§ **Document excerpt**:
<<<<
06 April 2023 | Marketing
The step-by-step playbook to grow a brand Twitter account from 0-1000 followers 🚀
By
No fancy intro. You want to go from 0-1000 followers on Twitter. And I’m gonna show you how to do it.
No cheesy growth hacks needed.
Shall we?
Step 0: Decide whether you even NEED a brand account
Lmao, seriously
For lots of brands (going to assume you’re a newer brand if you don’t already have a Twitter account), a brand account on Twitter is a waste of time.
It’s hard AF
So if you’re a solo founder or don’t have the resources to hire a social media manager…
You’re better off building your personal account than trying to get a brand account off the ground.
Now, what if you’re an SMM tasked with growing a brand Twitter presence from ground zero?
Brand accounts are so, so ,so much harder to grow than personal accounts.
Especially if you’re a new brand. Nobody gives AF about you.
Growth requires a lot of repetitive, unscalable, mind numbing stuff.
But, it can be done (and you get paid to do it), so here’s how…
Step 1: Again, decide whether you should be on Twitter
Here’s a checklist:
✅ Is your target audience on Twitter?
✅ Are there no other platforms where it makes sense for you to focus more on? ✅ Do you have influencers to amplify your content?
If yes, let’s do it:
Step 2: Establish a CLEAR reason why someone in your target audience should follow you
Truth: nobody gives a sh*t about your brand account.
What angle can you take to give them a reason to care?
Clarify that.
For most brands, this angle will be some combination of entertainment and education.
In my experience:
Entertain first (memes, engagement questions, witty comments), THEN educate (threads, podcast clips, etc).
Education only can work, but a lot of brands just end up sounding boring.
Education, with a splash of personality, is what wins on Twitter.
Step 2: Write 2-3 tweets per day
Here’s a simple routine to follow:
- One meme
- One engagement question
- One miscellaneous post
(Or pick your own formats, but this is a good starting point)
>>>>
§ **Records**:
<<<<
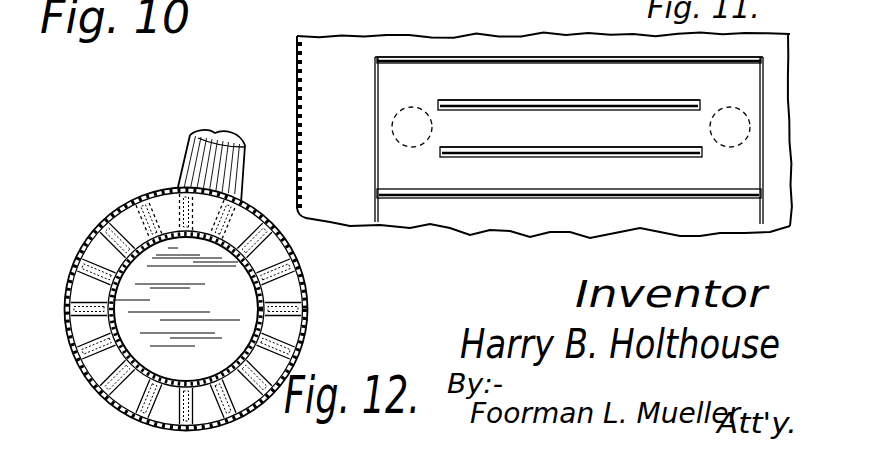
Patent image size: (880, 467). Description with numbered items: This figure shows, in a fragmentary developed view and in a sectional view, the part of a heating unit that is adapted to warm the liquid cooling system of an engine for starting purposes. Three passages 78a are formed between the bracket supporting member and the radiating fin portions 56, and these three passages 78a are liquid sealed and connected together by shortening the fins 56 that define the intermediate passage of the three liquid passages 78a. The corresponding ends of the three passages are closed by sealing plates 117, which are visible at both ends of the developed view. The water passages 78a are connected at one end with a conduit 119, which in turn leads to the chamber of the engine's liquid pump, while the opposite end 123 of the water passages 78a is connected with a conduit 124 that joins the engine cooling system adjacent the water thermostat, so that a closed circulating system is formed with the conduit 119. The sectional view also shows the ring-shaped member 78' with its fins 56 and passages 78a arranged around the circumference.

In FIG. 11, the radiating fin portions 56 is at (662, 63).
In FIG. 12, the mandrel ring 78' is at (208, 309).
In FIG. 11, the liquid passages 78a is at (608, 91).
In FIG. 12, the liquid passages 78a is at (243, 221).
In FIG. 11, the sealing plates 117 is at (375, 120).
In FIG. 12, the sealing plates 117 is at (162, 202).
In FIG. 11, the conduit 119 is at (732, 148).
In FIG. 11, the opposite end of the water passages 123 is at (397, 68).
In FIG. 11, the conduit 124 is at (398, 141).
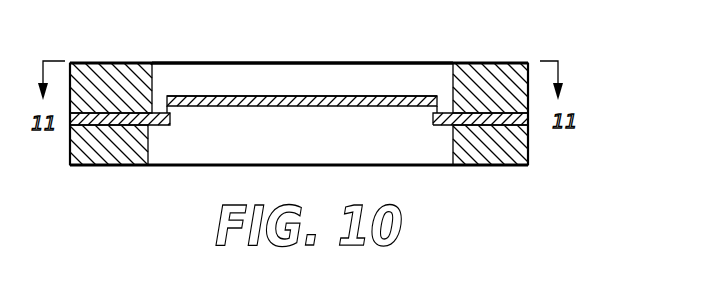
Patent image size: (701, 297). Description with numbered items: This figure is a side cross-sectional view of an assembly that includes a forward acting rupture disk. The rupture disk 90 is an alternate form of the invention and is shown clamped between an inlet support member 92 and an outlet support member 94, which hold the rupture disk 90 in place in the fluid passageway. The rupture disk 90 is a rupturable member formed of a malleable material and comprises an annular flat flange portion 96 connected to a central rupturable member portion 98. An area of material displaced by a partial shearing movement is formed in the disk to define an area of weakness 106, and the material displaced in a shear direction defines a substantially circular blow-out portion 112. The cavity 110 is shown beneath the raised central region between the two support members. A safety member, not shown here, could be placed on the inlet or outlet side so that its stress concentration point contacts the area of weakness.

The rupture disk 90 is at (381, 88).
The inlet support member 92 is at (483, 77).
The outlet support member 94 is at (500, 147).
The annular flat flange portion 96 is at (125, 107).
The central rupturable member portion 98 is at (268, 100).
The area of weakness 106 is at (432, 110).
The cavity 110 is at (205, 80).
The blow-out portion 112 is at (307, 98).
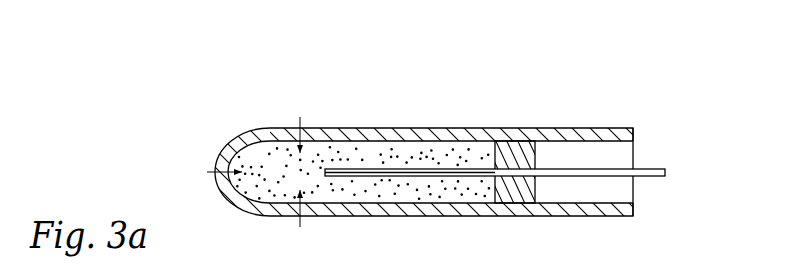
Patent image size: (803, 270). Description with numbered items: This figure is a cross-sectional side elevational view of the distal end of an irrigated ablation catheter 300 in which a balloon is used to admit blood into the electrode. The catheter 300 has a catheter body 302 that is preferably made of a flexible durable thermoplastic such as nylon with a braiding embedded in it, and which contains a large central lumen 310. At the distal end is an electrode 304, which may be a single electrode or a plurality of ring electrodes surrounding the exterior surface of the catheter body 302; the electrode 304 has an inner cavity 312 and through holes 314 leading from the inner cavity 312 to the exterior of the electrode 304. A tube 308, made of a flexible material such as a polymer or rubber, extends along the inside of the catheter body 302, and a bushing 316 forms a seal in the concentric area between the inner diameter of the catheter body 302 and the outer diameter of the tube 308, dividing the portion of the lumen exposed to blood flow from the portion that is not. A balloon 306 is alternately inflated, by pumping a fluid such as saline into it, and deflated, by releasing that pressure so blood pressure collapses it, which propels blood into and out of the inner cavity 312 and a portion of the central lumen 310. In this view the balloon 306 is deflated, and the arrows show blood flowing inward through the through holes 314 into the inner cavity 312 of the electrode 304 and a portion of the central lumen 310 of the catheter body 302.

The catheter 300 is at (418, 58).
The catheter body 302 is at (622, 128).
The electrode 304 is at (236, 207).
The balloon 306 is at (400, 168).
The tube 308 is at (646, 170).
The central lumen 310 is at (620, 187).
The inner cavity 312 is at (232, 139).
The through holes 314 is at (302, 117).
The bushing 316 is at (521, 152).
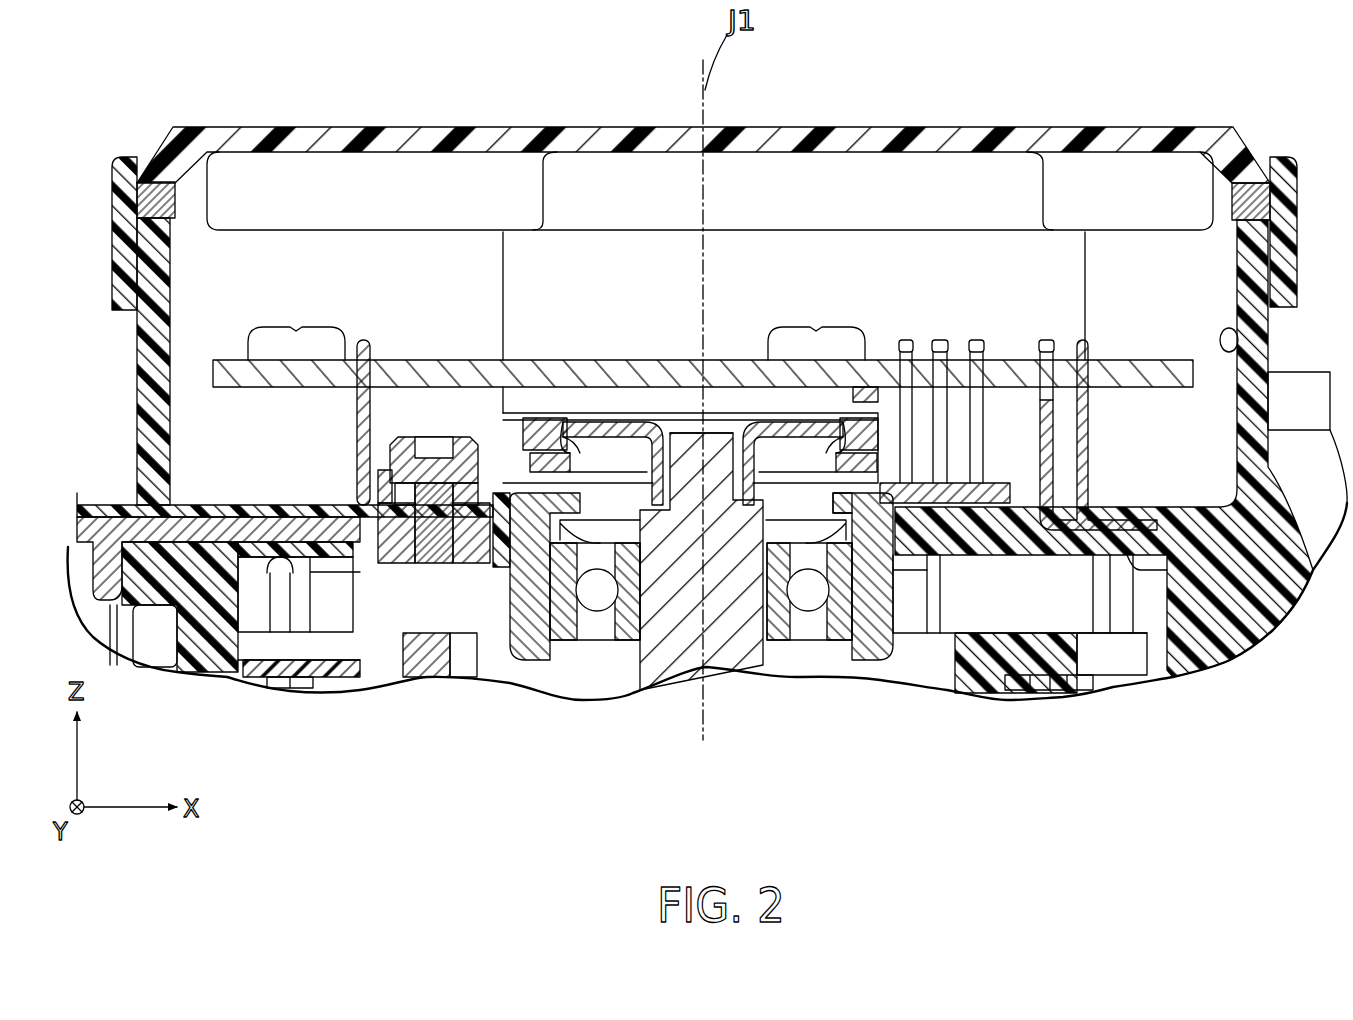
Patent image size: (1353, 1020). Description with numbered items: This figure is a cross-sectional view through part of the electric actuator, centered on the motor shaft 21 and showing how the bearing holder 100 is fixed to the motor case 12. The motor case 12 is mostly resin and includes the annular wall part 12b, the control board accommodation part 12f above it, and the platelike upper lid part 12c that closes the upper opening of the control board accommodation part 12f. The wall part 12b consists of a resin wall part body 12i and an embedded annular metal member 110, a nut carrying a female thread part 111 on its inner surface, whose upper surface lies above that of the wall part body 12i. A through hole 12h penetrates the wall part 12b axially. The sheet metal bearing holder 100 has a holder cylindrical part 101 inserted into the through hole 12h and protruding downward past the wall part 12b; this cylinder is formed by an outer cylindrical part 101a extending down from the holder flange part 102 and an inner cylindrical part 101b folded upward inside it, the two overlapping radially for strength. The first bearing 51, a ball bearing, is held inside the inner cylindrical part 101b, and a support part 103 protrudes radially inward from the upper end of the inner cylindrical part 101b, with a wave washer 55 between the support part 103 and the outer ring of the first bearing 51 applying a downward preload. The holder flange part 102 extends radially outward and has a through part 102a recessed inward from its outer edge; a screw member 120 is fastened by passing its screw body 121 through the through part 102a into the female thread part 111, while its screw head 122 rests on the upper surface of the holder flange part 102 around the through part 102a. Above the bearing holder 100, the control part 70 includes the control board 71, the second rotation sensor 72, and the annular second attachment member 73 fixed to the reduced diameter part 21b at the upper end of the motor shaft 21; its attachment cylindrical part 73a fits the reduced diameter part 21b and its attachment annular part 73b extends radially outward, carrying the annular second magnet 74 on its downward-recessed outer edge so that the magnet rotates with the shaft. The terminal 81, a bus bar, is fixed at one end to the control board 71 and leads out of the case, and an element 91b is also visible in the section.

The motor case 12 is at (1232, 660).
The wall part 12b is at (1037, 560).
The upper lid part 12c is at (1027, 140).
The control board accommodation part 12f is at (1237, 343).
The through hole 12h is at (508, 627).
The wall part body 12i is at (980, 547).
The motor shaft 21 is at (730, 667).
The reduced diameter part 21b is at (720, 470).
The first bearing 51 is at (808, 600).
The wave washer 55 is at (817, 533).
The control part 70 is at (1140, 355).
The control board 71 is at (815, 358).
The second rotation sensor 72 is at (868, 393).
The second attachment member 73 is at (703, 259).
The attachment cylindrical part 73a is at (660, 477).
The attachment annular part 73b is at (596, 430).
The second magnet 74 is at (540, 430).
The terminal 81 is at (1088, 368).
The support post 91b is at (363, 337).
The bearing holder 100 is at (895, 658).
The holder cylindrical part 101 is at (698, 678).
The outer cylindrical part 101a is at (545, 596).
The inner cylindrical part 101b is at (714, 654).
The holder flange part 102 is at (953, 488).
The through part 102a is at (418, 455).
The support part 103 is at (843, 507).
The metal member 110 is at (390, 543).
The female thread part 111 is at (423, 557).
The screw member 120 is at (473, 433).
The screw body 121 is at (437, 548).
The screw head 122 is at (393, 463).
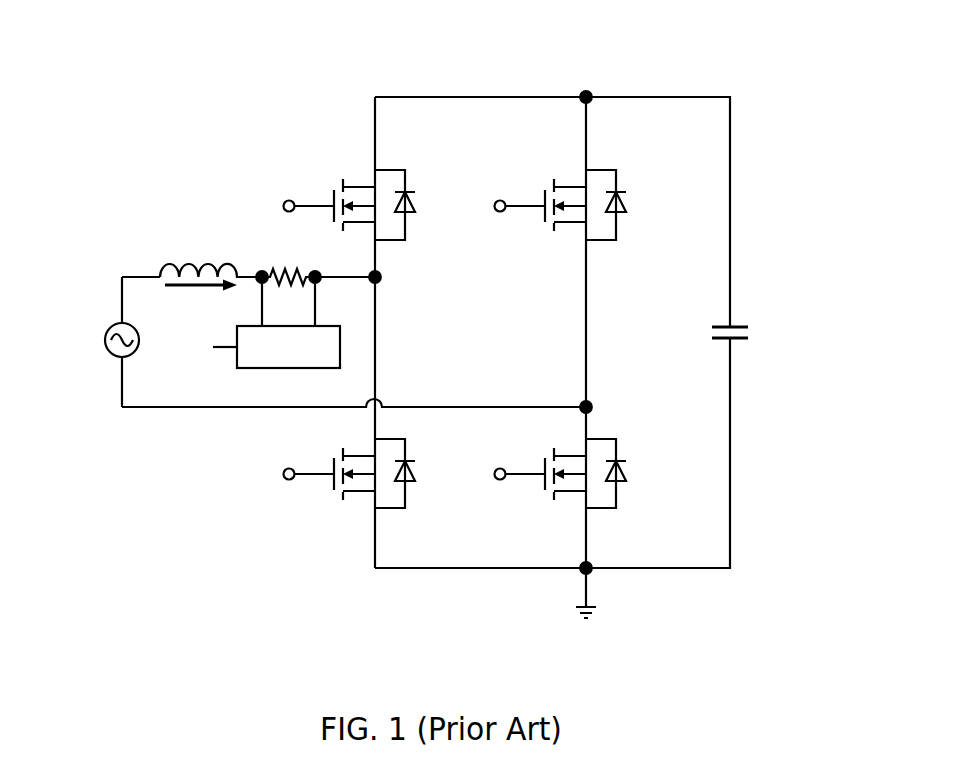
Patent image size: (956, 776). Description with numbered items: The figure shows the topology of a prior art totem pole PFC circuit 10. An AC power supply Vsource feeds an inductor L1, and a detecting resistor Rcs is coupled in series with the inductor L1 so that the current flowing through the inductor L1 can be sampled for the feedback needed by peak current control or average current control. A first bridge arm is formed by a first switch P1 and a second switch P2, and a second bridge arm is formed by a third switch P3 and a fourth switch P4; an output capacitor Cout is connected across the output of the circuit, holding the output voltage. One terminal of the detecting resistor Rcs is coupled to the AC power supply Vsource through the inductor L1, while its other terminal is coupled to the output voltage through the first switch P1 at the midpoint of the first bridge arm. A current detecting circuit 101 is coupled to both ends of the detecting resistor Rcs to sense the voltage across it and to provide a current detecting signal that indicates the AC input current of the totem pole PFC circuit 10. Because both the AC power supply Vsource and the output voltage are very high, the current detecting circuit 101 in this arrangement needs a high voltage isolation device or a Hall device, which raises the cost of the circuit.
>>>>
§ **Exercise goal**: Decide whether each statement agrees with the post on growing a brand Twitter account: (a) it advises educating first and entertaining afterward; (b) its daily routine includes one engagement question; (c) it says a solo founder is better off building a personal account. For each, answer yes or no and quote the deciding words.

§ **Written response**:
(a) No: "Entertain first (memes, engagement questions, witty comments), THEN educate (threads, podcast clips, etc)."
(b) Yes: "One engagement question"
(c) Yes: "You’re better off building your personal account than trying to get a brand account off the ground."